[Part of a data file]
┌────────
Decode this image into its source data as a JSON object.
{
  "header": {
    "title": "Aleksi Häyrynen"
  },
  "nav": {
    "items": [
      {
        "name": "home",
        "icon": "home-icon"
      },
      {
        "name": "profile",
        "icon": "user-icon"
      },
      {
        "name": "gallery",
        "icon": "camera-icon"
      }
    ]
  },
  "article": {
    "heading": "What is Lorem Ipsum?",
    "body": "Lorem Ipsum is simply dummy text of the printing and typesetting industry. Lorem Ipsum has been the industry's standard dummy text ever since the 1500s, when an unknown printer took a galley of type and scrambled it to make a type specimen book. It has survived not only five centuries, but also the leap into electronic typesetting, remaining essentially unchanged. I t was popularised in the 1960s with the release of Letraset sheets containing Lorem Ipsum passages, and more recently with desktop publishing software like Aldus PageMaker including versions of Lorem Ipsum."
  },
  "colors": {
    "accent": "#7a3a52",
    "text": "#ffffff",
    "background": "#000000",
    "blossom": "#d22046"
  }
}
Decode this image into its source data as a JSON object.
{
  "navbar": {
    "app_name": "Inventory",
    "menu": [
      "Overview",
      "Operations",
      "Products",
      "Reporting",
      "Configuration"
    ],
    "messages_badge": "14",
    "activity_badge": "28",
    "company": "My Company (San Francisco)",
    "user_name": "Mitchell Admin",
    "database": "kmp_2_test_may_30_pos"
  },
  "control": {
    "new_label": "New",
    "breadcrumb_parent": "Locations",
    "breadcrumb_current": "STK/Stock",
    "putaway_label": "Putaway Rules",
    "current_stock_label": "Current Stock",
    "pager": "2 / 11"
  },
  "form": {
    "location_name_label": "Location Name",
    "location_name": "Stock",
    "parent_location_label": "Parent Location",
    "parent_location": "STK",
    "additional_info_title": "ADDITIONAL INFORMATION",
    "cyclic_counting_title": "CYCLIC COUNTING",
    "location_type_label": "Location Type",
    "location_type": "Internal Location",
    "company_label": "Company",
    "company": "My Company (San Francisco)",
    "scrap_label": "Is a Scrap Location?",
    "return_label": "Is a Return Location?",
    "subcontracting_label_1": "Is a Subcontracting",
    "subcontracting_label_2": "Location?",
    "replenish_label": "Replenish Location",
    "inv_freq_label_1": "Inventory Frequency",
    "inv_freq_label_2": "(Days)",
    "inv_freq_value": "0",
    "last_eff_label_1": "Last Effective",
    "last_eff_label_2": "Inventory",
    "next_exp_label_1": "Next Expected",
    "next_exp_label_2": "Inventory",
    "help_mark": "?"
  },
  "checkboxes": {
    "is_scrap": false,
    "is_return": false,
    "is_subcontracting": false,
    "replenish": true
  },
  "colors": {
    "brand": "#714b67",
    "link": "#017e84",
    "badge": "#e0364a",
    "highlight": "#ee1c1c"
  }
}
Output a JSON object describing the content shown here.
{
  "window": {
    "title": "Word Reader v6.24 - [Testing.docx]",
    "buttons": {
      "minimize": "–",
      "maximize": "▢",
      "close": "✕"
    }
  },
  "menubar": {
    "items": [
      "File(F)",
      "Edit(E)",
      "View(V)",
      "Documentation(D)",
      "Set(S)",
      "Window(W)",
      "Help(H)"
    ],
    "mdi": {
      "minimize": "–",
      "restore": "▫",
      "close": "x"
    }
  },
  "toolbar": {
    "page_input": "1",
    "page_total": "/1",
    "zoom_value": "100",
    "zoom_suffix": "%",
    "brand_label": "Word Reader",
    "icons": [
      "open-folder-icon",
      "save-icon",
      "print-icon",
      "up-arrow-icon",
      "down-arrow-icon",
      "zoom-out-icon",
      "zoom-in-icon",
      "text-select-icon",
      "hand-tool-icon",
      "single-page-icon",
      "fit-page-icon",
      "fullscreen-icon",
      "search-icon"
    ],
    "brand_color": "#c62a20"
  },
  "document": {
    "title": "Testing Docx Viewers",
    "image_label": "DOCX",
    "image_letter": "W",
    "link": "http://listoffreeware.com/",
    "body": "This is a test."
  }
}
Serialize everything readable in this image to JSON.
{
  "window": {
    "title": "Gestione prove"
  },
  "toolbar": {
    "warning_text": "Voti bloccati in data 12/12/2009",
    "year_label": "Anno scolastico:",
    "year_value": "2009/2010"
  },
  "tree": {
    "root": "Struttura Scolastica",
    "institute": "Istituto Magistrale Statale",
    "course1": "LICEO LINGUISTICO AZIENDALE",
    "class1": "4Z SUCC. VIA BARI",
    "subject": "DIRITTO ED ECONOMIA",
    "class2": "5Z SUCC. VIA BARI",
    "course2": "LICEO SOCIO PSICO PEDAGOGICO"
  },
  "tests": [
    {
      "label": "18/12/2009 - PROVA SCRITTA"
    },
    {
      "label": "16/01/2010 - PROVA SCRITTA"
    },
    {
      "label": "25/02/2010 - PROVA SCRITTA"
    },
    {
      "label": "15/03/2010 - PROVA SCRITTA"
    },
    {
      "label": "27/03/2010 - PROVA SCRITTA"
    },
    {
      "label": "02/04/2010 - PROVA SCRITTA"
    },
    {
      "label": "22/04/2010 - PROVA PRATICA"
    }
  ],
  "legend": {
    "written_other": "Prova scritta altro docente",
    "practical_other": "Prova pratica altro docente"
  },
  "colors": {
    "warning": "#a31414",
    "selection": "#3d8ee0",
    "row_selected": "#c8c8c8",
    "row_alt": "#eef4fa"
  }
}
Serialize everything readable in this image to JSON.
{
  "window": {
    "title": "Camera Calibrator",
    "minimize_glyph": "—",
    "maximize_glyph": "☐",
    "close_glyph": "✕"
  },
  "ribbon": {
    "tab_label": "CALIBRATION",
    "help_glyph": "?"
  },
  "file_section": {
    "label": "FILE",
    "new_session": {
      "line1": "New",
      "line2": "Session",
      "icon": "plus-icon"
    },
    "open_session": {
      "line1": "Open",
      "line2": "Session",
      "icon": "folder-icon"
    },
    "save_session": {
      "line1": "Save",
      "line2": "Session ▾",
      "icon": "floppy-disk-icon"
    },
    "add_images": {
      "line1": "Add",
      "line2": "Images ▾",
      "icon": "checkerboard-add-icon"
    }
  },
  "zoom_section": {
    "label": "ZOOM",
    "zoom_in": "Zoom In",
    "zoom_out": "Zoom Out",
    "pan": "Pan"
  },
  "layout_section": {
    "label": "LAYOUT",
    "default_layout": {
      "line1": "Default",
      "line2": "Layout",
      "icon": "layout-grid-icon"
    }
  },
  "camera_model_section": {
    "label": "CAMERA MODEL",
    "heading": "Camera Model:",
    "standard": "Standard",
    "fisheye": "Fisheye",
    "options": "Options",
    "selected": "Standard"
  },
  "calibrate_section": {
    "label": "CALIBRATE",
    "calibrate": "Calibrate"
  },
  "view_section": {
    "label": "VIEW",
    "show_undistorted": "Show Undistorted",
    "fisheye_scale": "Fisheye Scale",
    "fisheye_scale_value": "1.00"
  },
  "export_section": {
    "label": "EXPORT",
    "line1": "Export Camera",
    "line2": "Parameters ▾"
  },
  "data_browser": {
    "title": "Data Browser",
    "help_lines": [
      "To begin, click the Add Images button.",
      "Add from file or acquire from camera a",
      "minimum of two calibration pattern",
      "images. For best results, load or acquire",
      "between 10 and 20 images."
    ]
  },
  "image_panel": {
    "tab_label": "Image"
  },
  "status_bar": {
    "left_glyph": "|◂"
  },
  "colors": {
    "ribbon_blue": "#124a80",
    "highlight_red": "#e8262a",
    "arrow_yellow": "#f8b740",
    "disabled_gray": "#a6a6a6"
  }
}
└────────
Task to carry out – Make a verbatim copy of every entry shown above.

Answer to the task –
Decode this image into its source data as a JSON object.
{
  "header": {
    "title": "Aleksi Häyrynen"
  },
  "nav": {
    "items": [
      {
        "name": "home",
        "icon": "home-icon"
      },
      {
        "name": "profile",
        "icon": "user-icon"
      },
      {
        "name": "gallery",
        "icon": "camera-icon"
      }
    ]
  },
  "article": {
    "heading": "What is Lorem Ipsum?",
    "body": "Lorem Ipsum is simply dummy text of the printing and typesetting industry. Lorem Ipsum has been the industry's standard dummy text ever since the 1500s, when an unknown printer took a galley of type and scrambled it to make a type specimen book. It has survived not only five centuries, but also the leap into electronic typesetting, remaining essentially unchanged. I t was popularised in the 1960s with the release of Letraset sheets containing Lorem Ipsum passages, and more recently with desktop publishing software like Aldus PageMaker including versions of Lorem Ipsum."
  },
  "colors": {
    "accent": "#7a3a52",
    "text": "#ffffff",
    "background": "#000000",
    "blossom": "#d22046"
  }
}
Decode this image into its source data as a JSON object.
{
  "navbar": {
    "app_name": "Inventory",
    "menu": [
      "Overview",
      "Operations",
      "Products",
      "Reporting",
      "Configuration"
    ],
    "messages_badge": "14",
    "activity_badge": "28",
    "company": "My Company (San Francisco)",
    "user_name": "Mitchell Admin",
    "database": "kmp_2_test_may_30_pos"
  },
  "control": {
    "new_label": "New",
    "breadcrumb_parent": "Locations",
    "breadcrumb_current": "STK/Stock",
    "putaway_label": "Putaway Rules",
    "current_stock_label": "Current Stock",
    "pager": "2 / 11"
  },
  "form": {
    "location_name_label": "Location Name",
    "location_name": "Stock",
    "parent_location_label": "Parent Location",
    "parent_location": "STK",
    "additional_info_title": "ADDITIONAL INFORMATION",
    "cyclic_counting_title": "CYCLIC COUNTING",
    "location_type_label": "Location Type",
    "location_type": "Internal Location",
    "company_label": "Company",
    "company": "My Company (San Francisco)",
    "scrap_label": "Is a Scrap Location?",
    "return_label": "Is a Return Location?",
    "subcontracting_label_1": "Is a Subcontracting",
    "subcontracting_label_2": "Location?",
    "replenish_label": "Replenish Location",
    "inv_freq_label_1": "Inventory Frequency",
    "inv_freq_label_2": "(Days)",
    "inv_freq_value": "0",
    "last_eff_label_1": "Last Effective",
    "last_eff_label_2": "Inventory",
    "next_exp_label_1": "Next Expected",
    "next_exp_label_2": "Inventory",
    "help_mark": "?"
  },
  "checkboxes": {
    "is_scrap": false,
    "is_return": false,
    "is_subcontracting": false,
    "replenish": true
  },
  "colors": {
    "brand": "#714b67",
    "link": "#017e84",
    "badge": "#e0364a",
    "highlight": "#ee1c1c"
  }
}
Output a JSON object describing the content shown here.
{
  "window": {
    "title": "Word Reader v6.24 - [Testing.docx]",
    "buttons": {
      "minimize": "–",
      "maximize": "▢",
      "close": "✕"
    }
  },
  "menubar": {
    "items": [
      "File(F)",
      "Edit(E)",
      "View(V)",
      "Documentation(D)",
      "Set(S)",
      "Window(W)",
      "Help(H)"
    ],
    "mdi": {
      "minimize": "–",
      "restore": "▫",
      "close": "x"
    }
  },
  "toolbar": {
    "page_input": "1",
    "page_total": "/1",
    "zoom_value": "100",
    "zoom_suffix": "%",
    "brand_label": "Word Reader",
    "icons": [
      "open-folder-icon",
      "save-icon",
      "print-icon",
      "up-arrow-icon",
      "down-arrow-icon",
      "zoom-out-icon",
      "zoom-in-icon",
      "text-select-icon",
      "hand-tool-icon",
      "single-page-icon",
      "fit-page-icon",
      "fullscreen-icon",
      "search-icon"
    ],
    "brand_color": "#c62a20"
  },
  "document": {
    "title": "Testing Docx Viewers",
    "image_label": "DOCX",
    "image_letter": "W",
    "link": "http://listoffreeware.com/",
    "body": "This is a test."
  }
}
Serialize everything readable in this image to JSON.
{
  "window": {
    "title": "Gestione prove"
  },
  "toolbar": {
    "warning_text": "Voti bloccati in data 12/12/2009",
    "year_label": "Anno scolastico:",
    "year_value": "2009/2010"
  },
  "tree": {
    "root": "Struttura Scolastica",
    "institute": "Istituto Magistrale Statale",
    "course1": "LICEO LINGUISTICO AZIENDALE",
    "class1": "4Z SUCC. VIA BARI",
    "subject": "DIRITTO ED ECONOMIA",
    "class2": "5Z SUCC. VIA BARI",
    "course2": "LICEO SOCIO PSICO PEDAGOGICO"
  },
  "tests": [
    {
      "label": "18/12/2009 - PROVA SCRITTA"
    },
    {
      "label": "16/01/2010 - PROVA SCRITTA"
    },
    {
      "label": "25/02/2010 - PROVA SCRITTA"
    },
    {
      "label": "15/03/2010 - PROVA SCRITTA"
    },
    {
      "label": "27/03/2010 - PROVA SCRITTA"
    },
    {
      "label": "02/04/2010 - PROVA SCRITTA"
    },
    {
      "label": "22/04/2010 - PROVA PRATICA"
    }
  ],
  "legend": {
    "written_other": "Prova scritta altro docente",
    "practical_other": "Prova pratica altro docente"
  },
  "colors": {
    "warning": "#a31414",
    "selection": "#3d8ee0",
    "row_selected": "#c8c8c8",
    "row_alt": "#eef4fa"
  }
}
Serialize everything readable in this image to JSON.
{
  "window": {
    "title": "Camera Calibrator",
    "minimize_glyph": "—",
    "maximize_glyph": "☐",
    "close_glyph": "✕"
  },
  "ribbon": {
    "tab_label": "CALIBRATION",
    "help_glyph": "?"
  },
  "file_section": {
    "label": "FILE",
    "new_session": {
      "line1": "New",
      "line2": "Session",
      "icon": "plus-icon"
    },
    "open_session": {
      "line1": "Open",
      "line2": "Session",
      "icon": "folder-icon"
    },
    "save_session": {
      "line1": "Save",
      "line2": "Session ▾",
      "icon": "floppy-disk-icon"
    },
    "add_images": {
      "line1": "Add",
      "line2": "Images ▾",
      "icon": "checkerboard-add-icon"
    }
  },
  "zoom_section": {
    "label": "ZOOM",
    "zoom_in": "Zoom In",
    "zoom_out": "Zoom Out",
    "pan": "Pan"
  },
  "layout_section": {
    "label": "LAYOUT",
    "default_layout": {
      "line1": "Default",
      "line2": "Layout",
      "icon": "layout-grid-icon"
    }
  },
  "camera_model_section": {
    "label": "CAMERA MODEL",
    "heading": "Camera Model:",
    "standard": "Standard",
    "fisheye": "Fisheye",
    "options": "Options",
    "selected": "Standard"
  },
  "calibrate_section": {
    "label": "CALIBRATE",
    "calibrate": "Calibrate"
  },
  "view_section": {
    "label": "VIEW",
    "show_undistorted": "Show Undistorted",
    "fisheye_scale": "Fisheye Scale",
    "fisheye_scale_value": "1.00"
  },
  "export_section": {
    "label": "EXPORT",
    "line1": "Export Camera",
    "line2": "Parameters ▾"
  },
  "data_browser": {
    "title": "Data Browser",
    "help_lines": [
      "To begin, click the Add Images button.",
      "Add from file or acquire from camera a",
      "minimum of two calibration pattern",
      "images. For best results, load or acquire",
      "between 10 and 20 images."
    ]
  },
  "image_panel": {
    "tab_label": "Image"
  },
  "status_bar": {
    "left_glyph": "|◂"
  },
  "colors": {
    "ribbon_blue": "#124a80",
    "highlight_red": "#e8262a",
    "arrow_yellow": "#f8b740",
    "disabled_gray": "#a6a6a6"
  }
}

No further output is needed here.